[Dataset items]
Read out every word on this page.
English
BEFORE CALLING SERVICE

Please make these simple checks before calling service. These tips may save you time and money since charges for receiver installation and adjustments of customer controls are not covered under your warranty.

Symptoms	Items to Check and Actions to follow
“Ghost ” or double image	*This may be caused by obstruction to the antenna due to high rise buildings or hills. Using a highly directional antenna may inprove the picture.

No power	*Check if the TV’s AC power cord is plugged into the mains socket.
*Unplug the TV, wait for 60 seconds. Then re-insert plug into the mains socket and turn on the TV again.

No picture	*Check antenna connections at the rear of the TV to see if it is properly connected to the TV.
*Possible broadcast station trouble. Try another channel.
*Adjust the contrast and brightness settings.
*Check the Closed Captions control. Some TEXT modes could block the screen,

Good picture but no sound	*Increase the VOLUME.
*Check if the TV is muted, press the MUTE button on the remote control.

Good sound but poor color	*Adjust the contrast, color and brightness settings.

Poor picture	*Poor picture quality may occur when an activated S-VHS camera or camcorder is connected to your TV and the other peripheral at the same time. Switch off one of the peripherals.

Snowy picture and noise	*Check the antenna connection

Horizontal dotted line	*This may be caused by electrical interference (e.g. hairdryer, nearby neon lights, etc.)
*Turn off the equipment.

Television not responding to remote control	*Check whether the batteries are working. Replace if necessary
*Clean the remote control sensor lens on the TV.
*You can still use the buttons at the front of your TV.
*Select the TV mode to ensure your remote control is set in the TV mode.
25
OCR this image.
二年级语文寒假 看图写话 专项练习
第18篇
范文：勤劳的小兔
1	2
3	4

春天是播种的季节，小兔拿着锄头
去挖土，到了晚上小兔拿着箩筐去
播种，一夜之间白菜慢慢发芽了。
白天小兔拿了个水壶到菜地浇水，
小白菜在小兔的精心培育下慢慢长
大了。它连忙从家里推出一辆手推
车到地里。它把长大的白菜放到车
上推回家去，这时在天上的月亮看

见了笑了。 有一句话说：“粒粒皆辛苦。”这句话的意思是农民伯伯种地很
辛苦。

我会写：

◆ **Task details**: Find every line with the word "Good" and state how many there are, with no other words.

◆ **Output for this task**: 2